> **Exercise requirements**: The data below should be restated word for word, pictures omitted.

☆ ☆ ☆ ☆

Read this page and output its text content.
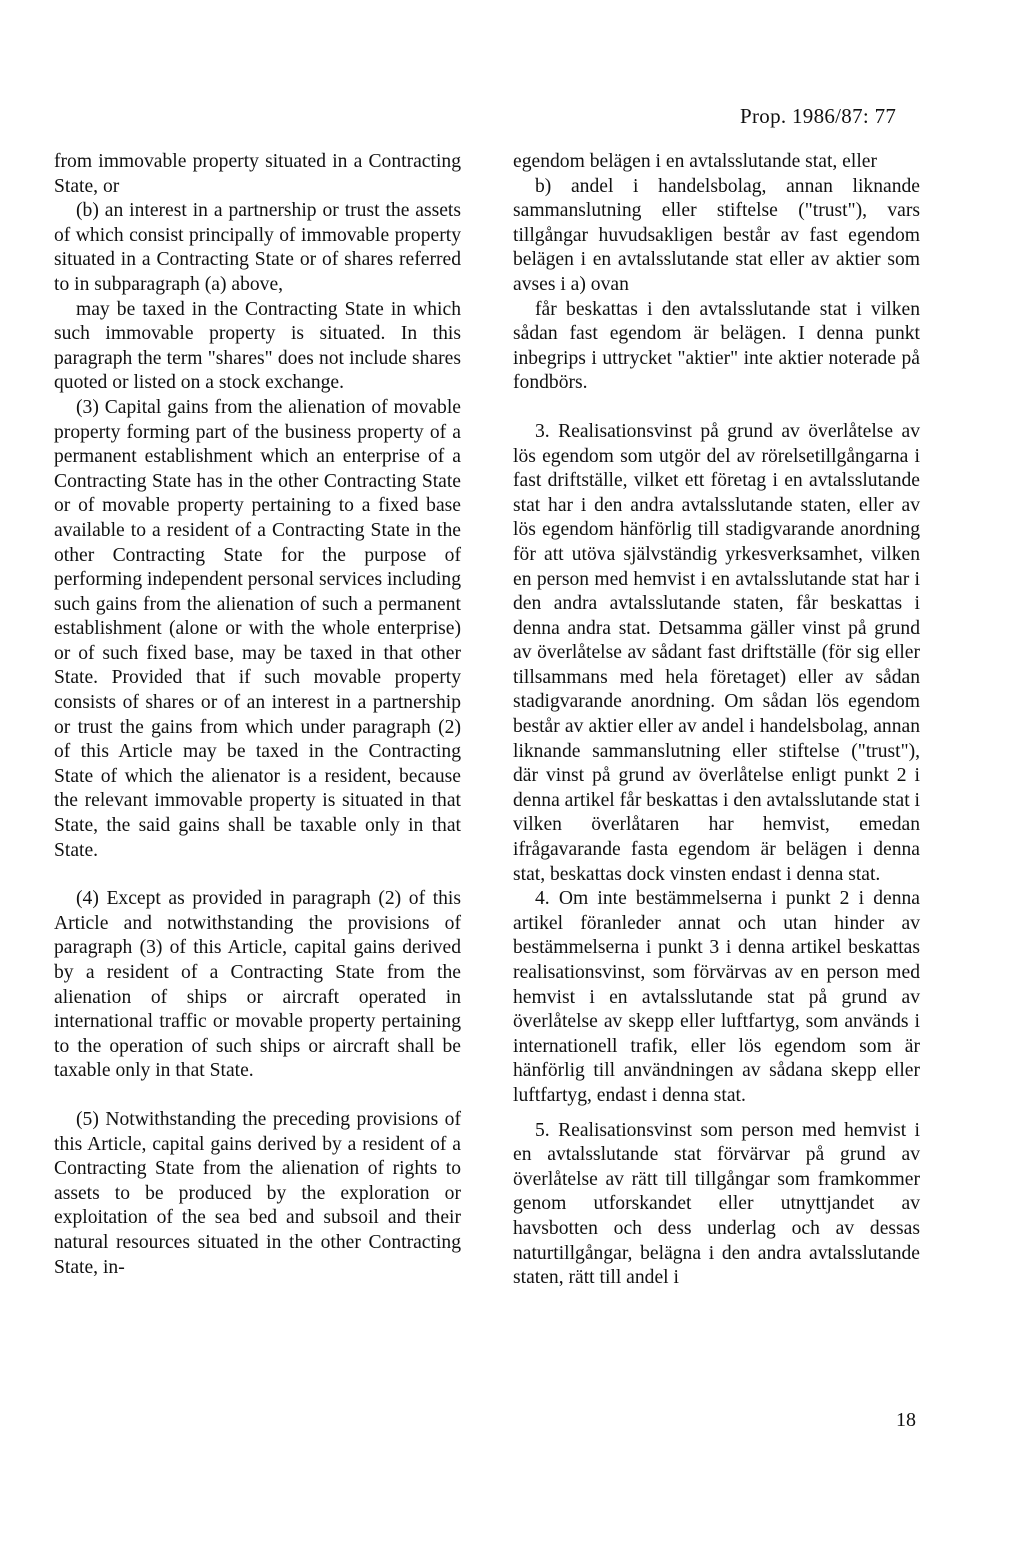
Prop. 1986/87: 77

from immovable property situated in a Contracting State, or

(b) an interest in a partnership or trust the assets of which consist principally of immovable property situated in a Contracting State or of shares referred to in subparagraph (a) above,

may be taxed in the Contracting State in which such immovable property is situated. In this paragraph the term "shares" does not include shares quoted or listed on a stock exchange.

(3) Capital gains from the alienation of movable property forming part of the business property of a permanent establishment which an enterprise of a Contracting State has in the other Contracting State or of movable property pertaining to a fixed base available to a resident of a Contracting State in the other Contracting State for the purpose of performing independent personal services including such gains from the alienation of such a permanent establishment (alone or with the whole enterprise) or of such fixed base, may be taxed in that other State. Provided that if such movable property consists of shares or of an interest in a partnership or trust the gains from which under paragraph (2) of this Article may be taxed in the Contracting State of which the alienator is a resident, because the relevant immovable property is situated in that State, the said gains shall be taxable only in that State.

(4) Except as provided in paragraph (2) of this Article and notwithstanding the provisions of paragraph (3) of this Article, capital gains derived by a resident of a Contracting State from the alienation of ships or aircraft operated in international traffic or movable property pertaining to the operation of such ships or aircraft shall be taxable only in that State.

(5) Notwithstanding the preceding provisions of this Article, capital gains derived by a resident of a Contracting State from the alienation of rights to assets to be produced by the exploration or exploitation of the sea bed and subsoil and their natural resources situated in the other Contracting State, in-

egendom belägen i en avtalsslutande stat, eller

b) andel i handelsbolag, annan liknande sammanslutning eller stiftelse ("trust"), vars tillgångar huvudsakligen består av fast egendom belägen i en avtalsslutande stat eller av aktier som avses i a) ovan

får beskattas i den avtalsslutande stat i vilken sådan fast egendom är belägen. I denna punkt inbegrips i uttrycket "aktier" inte aktier noterade på fondbörs.

3. Realisationsvinst på grund av överlåtelse av lös egendom som utgör del av rörelsetillgångarna i fast driftställe, vilket ett företag i en avtalsslutande stat har i den andra avtalsslutande staten, eller av lös egendom hänförlig till stadigvarande anordning för att utöva självständig yrkesverksamhet, vilken en person med hemvist i en avtalsslutande stat har i den andra avtalsslutande staten, får beskattas i denna andra stat. Detsamma gäller vinst på grund av överlåtelse av sådant fast driftställe (för sig eller tillsammans med hela företaget) eller av sådan stadigvarande anordning. Om sådan lös egendom består av aktier eller av andel i handelsbolag, annan liknande sammanslutning eller stiftelse ("trust"), där vinst på grund av överlåtelse enligt punkt 2 i denna artikel får beskattas i den avtalsslutande stat i vilken överlåtaren har hemvist, emedan ifrågavarande fasta egendom är belägen i denna stat, beskattas dock vinsten endast i denna stat.

4. Om inte bestämmelserna i punkt 2 i denna artikel föranleder annat och utan hinder av bestämmelserna i punkt 3 i denna artikel beskattas realisationsvinst, som förvärvas av en person med hemvist i en avtalsslutande stat på grund av överlåtelse av skepp eller luftfartyg, som används i internationell trafik, eller lös egendom som är hänförlig till användningen av sådana skepp eller luftfartyg, endast i denna stat.

5. Realisationsvinst som person med hemvist i en avtalsslutande stat förvärvar på grund av överlåtelse av rätt till tillgångar som framkommer genom utforskandet eller utnyttjandet av havsbotten och dess underlag och av dessas naturtillgångar, belägna i den andra avtalsslutande staten, rätt till andel i

18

☆ ☆ ☆ ☆

> **Exercise result**:
Read this page and output its text content.
Prop. 1986/87: 77

from immovable property situated in a Contracting State, or

(b) an interest in a partnership or trust the assets of which consist principally of immovable property situated in a Contracting State or of shares referred to in subparagraph (a) above,

may be taxed in the Contracting State in which such immovable property is situated. In this paragraph the term "shares" does not include shares quoted or listed on a stock exchange.

(3) Capital gains from the alienation of movable property forming part of the business property of a permanent establishment which an enterprise of a Contracting State has in the other Contracting State or of movable property pertaining to a fixed base available to a resident of a Contracting State in the other Contracting State for the purpose of performing independent personal services including such gains from the alienation of such a permanent establishment (alone or with the whole enterprise) or of such fixed base, may be taxed in that other State. Provided that if such movable property consists of shares or of an interest in a partnership or trust the gains from which under paragraph (2) of this Article may be taxed in the Contracting State of which the alienator is a resident, because the relevant immovable property is situated in that State, the said gains shall be taxable only in that State.

(4) Except as provided in paragraph (2) of this Article and notwithstanding the provisions of paragraph (3) of this Article, capital gains derived by a resident of a Contracting State from the alienation of ships or aircraft operated in international traffic or movable property pertaining to the operation of such ships or aircraft shall be taxable only in that State.

(5) Notwithstanding the preceding provisions of this Article, capital gains derived by a resident of a Contracting State from the alienation of rights to assets to be produced by the exploration or exploitation of the sea bed and subsoil and their natural resources situated in the other Contracting State, in-

egendom belägen i en avtalsslutande stat, eller

b) andel i handelsbolag, annan liknande sammanslutning eller stiftelse ("trust"), vars tillgångar huvudsakligen består av fast egendom belägen i en avtalsslutande stat eller av aktier som avses i a) ovan

får beskattas i den avtalsslutande stat i vilken sådan fast egendom är belägen. I denna punkt inbegrips i uttrycket "aktier" inte aktier noterade på fondbörs.

3. Realisationsvinst på grund av överlåtelse av lös egendom som utgör del av rörelsetillgångarna i fast driftställe, vilket ett företag i en avtalsslutande stat har i den andra avtalsslutande staten, eller av lös egendom hänförlig till stadigvarande anordning för att utöva självständig yrkesverksamhet, vilken en person med hemvist i en avtalsslutande stat har i den andra avtalsslutande staten, får beskattas i denna andra stat. Detsamma gäller vinst på grund av överlåtelse av sådant fast driftställe (för sig eller tillsammans med hela företaget) eller av sådan stadigvarande anordning. Om sådan lös egendom består av aktier eller av andel i handelsbolag, annan liknande sammanslutning eller stiftelse ("trust"), där vinst på grund av överlåtelse enligt punkt 2 i denna artikel får beskattas i den avtalsslutande stat i vilken överlåtaren har hemvist, emedan ifrågavarande fasta egendom är belägen i denna stat, beskattas dock vinsten endast i denna stat.

4. Om inte bestämmelserna i punkt 2 i denna artikel föranleder annat och utan hinder av bestämmelserna i punkt 3 i denna artikel beskattas realisationsvinst, som förvärvas av en person med hemvist i en avtalsslutande stat på grund av överlåtelse av skepp eller luftfartyg, som används i internationell trafik, eller lös egendom som är hänförlig till användningen av sådana skepp eller luftfartyg, endast i denna stat.

5. Realisationsvinst som person med hemvist i en avtalsslutande stat förvärvar på grund av överlåtelse av rätt till tillgångar som framkommer genom utforskandet eller utnyttjandet av havsbotten och dess underlag och av dessas naturtillgångar, belägna i den andra avtalsslutande staten, rätt till andel i

18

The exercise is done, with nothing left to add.